◆ Task
Give the material once more, word for word, without any images.

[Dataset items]
▶

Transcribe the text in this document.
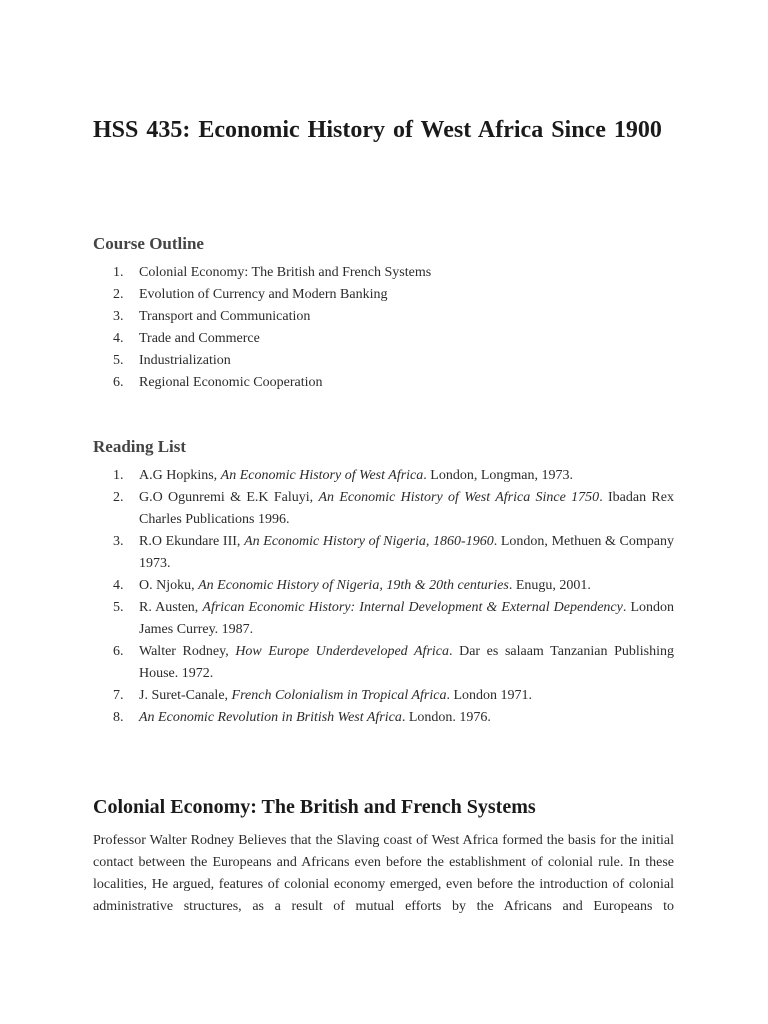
HSS 435: Economic History of West Africa Since 1900
Course Outline
1. Colonial Economy: The British and French Systems
2. Evolution of Currency and Modern Banking
3. Transport and Communication
4. Trade and Commerce
5. Industrialization
6. Regional Economic Cooperation
Reading List
1. A.G Hopkins, An Economic History of West Africa. London, Longman, 1973.
2. G.O Ogunremi & E.K Faluyi, An Economic History of West Africa Since 1750. Ibadan Rex Charles Publications 1996.
3. R.O Ekundare III, An Economic History of Nigeria, 1860-1960. London, Methuen & Company 1973.
4. O. Njoku, An Economic History of Nigeria, 19th & 20th centuries. Enugu, 2001.
5. R. Austen, African Economic History: Internal Development & External Dependency. London James Currey. 1987.
6. Walter Rodney, How Europe Underdeveloped Africa. Dar es salaam Tanzanian Publishing House. 1972.
7. J. Suret-Canale, French Colonialism in Tropical Africa. London 1971.
8. An Economic Revolution in British West Africa. London. 1976.
Colonial Economy: The British and French Systems

Professor Walter Rodney Believes that the Slaving coast of West Africa formed the basis for the initial contact between the Europeans and Africans even before the establishment of colonial rule. In these localities, He argued, features of colonial economy emerged, even before the introduction of colonial administrative structures, as a result of mutual efforts by the Africans and Europeans to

◀

◆ Full response
Transcribe the text in this document.
HSS 435: Economic History of West Africa Since 1900
Course Outline
1. Colonial Economy: The British and French Systems
2. Evolution of Currency and Modern Banking
3. Transport and Communication
4. Trade and Commerce
5. Industrialization
6. Regional Economic Cooperation
Reading List
1. A.G Hopkins, An Economic History of West Africa. London, Longman, 1973.
2. G.O Ogunremi & E.K Faluyi, An Economic History of West Africa Since 1750. Ibadan Rex Charles Publications 1996.
3. R.O Ekundare III, An Economic History of Nigeria, 1860-1960. London, Methuen & Company 1973.
4. O. Njoku, An Economic History of Nigeria, 19th & 20th centuries. Enugu, 2001.
5. R. Austen, African Economic History: Internal Development & External Dependency. London James Currey. 1987.
6. Walter Rodney, How Europe Underdeveloped Africa. Dar es salaam Tanzanian Publishing House. 1972.
7. J. Suret-Canale, French Colonialism in Tropical Africa. London 1971.
8. An Economic Revolution in British West Africa. London. 1976.
Colonial Economy: The British and French Systems

Professor Walter Rodney Believes that the Slaving coast of West Africa formed the basis for the initial contact between the Europeans and Africans even before the establishment of colonial rule. In these localities, He argued, features of colonial economy emerged, even before the introduction of colonial administrative structures, as a result of mutual efforts by the Africans and Europeans to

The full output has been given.